----- DATASET ENTRIES
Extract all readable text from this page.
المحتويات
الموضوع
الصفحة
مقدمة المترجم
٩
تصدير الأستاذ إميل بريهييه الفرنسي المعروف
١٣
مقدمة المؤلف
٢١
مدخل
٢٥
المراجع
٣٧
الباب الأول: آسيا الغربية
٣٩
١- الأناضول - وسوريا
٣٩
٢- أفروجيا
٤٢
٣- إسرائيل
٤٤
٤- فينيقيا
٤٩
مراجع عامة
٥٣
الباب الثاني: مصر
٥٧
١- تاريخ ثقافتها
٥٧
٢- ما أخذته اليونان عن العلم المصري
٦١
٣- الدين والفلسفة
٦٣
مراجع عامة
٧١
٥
----------
EXERCISE →
Transcribe each record exactly. Leave nothing out.

TASK RESPONSE →
Extract all readable text from this page.
المحتويات
الموضوع
الصفحة
مقدمة المترجم
٩
تصدير الأستاذ إميل بريهييه الفرنسي المعروف
١٣
مقدمة المؤلف
٢١
مدخل
٢٥
المراجع
٣٧
الباب الأول: آسيا الغربية
٣٩
١- الأناضول - وسوريا
٣٩
٢- أفروجيا
٤٢
٣- إسرائيل
٤٤
٤- فينيقيا
٤٩
مراجع عامة
٥٣
الباب الثاني: مصر
٥٧
١- تاريخ ثقافتها
٥٧
٢- ما أخذته اليونان عن العلم المصري
٦١
٣- الدين والفلسفة
٦٣
مراجع عامة
٧١
٥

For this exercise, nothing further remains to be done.